→ **SET TASK**
Transcribe the listing word for word.

Extracted records
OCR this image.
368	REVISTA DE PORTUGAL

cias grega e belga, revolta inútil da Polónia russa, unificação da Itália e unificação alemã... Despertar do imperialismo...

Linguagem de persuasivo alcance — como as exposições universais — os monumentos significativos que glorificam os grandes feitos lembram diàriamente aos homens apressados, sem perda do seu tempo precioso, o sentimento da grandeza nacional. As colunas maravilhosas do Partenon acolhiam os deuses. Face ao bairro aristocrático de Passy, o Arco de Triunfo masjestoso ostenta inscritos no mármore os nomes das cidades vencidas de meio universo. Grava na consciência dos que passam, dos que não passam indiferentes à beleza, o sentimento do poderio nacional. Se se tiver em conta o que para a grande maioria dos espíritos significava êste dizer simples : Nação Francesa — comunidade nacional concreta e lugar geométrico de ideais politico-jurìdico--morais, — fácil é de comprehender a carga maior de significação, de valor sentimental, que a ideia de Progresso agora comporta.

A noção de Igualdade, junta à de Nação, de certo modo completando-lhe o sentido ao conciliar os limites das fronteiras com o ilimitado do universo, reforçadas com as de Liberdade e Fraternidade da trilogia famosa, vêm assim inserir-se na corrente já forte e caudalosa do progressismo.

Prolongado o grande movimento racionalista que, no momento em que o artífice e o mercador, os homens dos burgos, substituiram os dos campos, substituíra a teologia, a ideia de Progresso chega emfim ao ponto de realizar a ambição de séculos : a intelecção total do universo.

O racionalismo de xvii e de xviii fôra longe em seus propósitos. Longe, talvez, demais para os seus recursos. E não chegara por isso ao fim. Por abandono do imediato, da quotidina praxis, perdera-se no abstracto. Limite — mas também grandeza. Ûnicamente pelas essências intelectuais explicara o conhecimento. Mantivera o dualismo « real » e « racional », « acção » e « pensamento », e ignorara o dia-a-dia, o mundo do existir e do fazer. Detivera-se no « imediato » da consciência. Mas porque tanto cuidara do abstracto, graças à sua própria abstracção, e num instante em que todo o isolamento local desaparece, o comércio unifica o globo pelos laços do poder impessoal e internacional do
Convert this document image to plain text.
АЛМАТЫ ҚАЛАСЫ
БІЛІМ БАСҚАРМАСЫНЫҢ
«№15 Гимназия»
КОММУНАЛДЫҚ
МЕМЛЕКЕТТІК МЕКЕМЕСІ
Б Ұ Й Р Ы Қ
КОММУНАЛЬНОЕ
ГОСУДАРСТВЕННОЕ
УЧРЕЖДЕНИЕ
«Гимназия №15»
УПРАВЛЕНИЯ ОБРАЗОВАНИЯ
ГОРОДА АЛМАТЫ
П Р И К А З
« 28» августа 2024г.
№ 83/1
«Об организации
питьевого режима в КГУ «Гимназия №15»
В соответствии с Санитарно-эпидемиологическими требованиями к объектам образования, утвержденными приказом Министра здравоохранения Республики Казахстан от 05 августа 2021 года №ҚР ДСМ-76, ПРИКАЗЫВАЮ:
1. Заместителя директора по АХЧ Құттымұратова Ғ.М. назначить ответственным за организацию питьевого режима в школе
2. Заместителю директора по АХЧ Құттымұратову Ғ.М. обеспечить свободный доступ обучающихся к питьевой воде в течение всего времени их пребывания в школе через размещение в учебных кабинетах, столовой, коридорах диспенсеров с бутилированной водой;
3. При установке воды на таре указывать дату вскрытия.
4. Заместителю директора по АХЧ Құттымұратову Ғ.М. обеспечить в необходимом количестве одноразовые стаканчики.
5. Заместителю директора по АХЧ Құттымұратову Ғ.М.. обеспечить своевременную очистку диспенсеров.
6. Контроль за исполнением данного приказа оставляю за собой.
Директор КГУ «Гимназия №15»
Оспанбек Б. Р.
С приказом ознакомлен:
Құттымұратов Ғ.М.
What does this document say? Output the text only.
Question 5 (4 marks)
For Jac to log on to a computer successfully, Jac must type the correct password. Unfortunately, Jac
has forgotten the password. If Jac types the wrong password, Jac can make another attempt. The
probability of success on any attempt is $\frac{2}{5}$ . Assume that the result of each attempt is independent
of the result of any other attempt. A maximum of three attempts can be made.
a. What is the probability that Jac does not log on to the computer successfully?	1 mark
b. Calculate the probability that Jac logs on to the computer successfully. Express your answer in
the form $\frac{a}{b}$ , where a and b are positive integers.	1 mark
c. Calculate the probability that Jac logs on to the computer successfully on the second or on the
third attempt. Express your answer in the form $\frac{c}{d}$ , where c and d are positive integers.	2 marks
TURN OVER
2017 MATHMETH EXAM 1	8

→ **RESPONSE TO THIS TASK**
OCR this image.
368	REVISTA DE PORTUGAL

cias grega e belga, revolta inútil da Polónia russa, unificação da Itália e unificação alemã... Despertar do imperialismo...

Linguagem de persuasivo alcance — como as exposições universais — os monumentos significativos que glorificam os grandes feitos lembram diàriamente aos homens apressados, sem perda do seu tempo precioso, o sentimento da grandeza nacional. As colunas maravilhosas do Partenon acolhiam os deuses. Face ao bairro aristocrático de Passy, o Arco de Triunfo masjestoso ostenta inscritos no mármore os nomes das cidades vencidas de meio universo. Grava na consciência dos que passam, dos que não passam indiferentes à beleza, o sentimento do poderio nacional. Se se tiver em conta o que para a grande maioria dos espíritos significava êste dizer simples : Nação Francesa — comunidade nacional concreta e lugar geométrico de ideais politico-jurìdico--morais, — fácil é de comprehender a carga maior de significação, de valor sentimental, que a ideia de Progresso agora comporta.

A noção de Igualdade, junta à de Nação, de certo modo completando-lhe o sentido ao conciliar os limites das fronteiras com o ilimitado do universo, reforçadas com as de Liberdade e Fraternidade da trilogia famosa, vêm assim inserir-se na corrente já forte e caudalosa do progressismo.

Prolongado o grande movimento racionalista que, no momento em que o artífice e o mercador, os homens dos burgos, substituiram os dos campos, substituíra a teologia, a ideia de Progresso chega emfim ao ponto de realizar a ambição de séculos : a intelecção total do universo.

O racionalismo de xvii e de xviii fôra longe em seus propósitos. Longe, talvez, demais para os seus recursos. E não chegara por isso ao fim. Por abandono do imediato, da quotidina praxis, perdera-se no abstracto. Limite — mas também grandeza. Ûnicamente pelas essências intelectuais explicara o conhecimento. Mantivera o dualismo « real » e « racional », « acção » e « pensamento », e ignorara o dia-a-dia, o mundo do existir e do fazer. Detivera-se no « imediato » da consciência. Mas porque tanto cuidara do abstracto, graças à sua própria abstracção, e num instante em que todo o isolamento local desaparece, o comércio unifica o globo pelos laços do poder impessoal e internacional do
Convert this document image to plain text.
АЛМАТЫ ҚАЛАСЫ
БІЛІМ БАСҚАРМАСЫНЫҢ
«№15 Гимназия»
КОММУНАЛДЫҚ
МЕМЛЕКЕТТІК МЕКЕМЕСІ
Б Ұ Й Р Ы Қ
КОММУНАЛЬНОЕ
ГОСУДАРСТВЕННОЕ
УЧРЕЖДЕНИЕ
«Гимназия №15»
УПРАВЛЕНИЯ ОБРАЗОВАНИЯ
ГОРОДА АЛМАТЫ
П Р И К А З
« 28» августа 2024г.
№ 83/1
«Об организации
питьевого режима в КГУ «Гимназия №15»
В соответствии с Санитарно-эпидемиологическими требованиями к объектам образования, утвержденными приказом Министра здравоохранения Республики Казахстан от 05 августа 2021 года №ҚР ДСМ-76, ПРИКАЗЫВАЮ:
1. Заместителя директора по АХЧ Құттымұратова Ғ.М. назначить ответственным за организацию питьевого режима в школе
2. Заместителю директора по АХЧ Құттымұратову Ғ.М. обеспечить свободный доступ обучающихся к питьевой воде в течение всего времени их пребывания в школе через размещение в учебных кабинетах, столовой, коридорах диспенсеров с бутилированной водой;
3. При установке воды на таре указывать дату вскрытия.
4. Заместителю директора по АХЧ Құттымұратову Ғ.М. обеспечить в необходимом количестве одноразовые стаканчики.
5. Заместителю директора по АХЧ Құттымұратову Ғ.М.. обеспечить своевременную очистку диспенсеров.
6. Контроль за исполнением данного приказа оставляю за собой.
Директор КГУ «Гимназия №15»
Оспанбек Б. Р.
С приказом ознакомлен:
Құттымұратов Ғ.М.
What does this document say? Output the text only.
Question 5 (4 marks)
For Jac to log on to a computer successfully, Jac must type the correct password. Unfortunately, Jac
has forgotten the password. If Jac types the wrong password, Jac can make another attempt. The
probability of success on any attempt is $\frac{2}{5}$ . Assume that the result of each attempt is independent
of the result of any other attempt. A maximum of three attempts can be made.
a. What is the probability that Jac does not log on to the computer successfully?	1 mark
b. Calculate the probability that Jac logs on to the computer successfully. Express your answer in
the form $\frac{a}{b}$ , where a and b are positive integers.	1 mark
c. Calculate the probability that Jac logs on to the computer successfully on the second or on the
third attempt. Express your answer in the form $\frac{c}{d}$ , where c and d are positive integers.	2 marks
TURN OVER
2017 MATHMETH EXAM 1	8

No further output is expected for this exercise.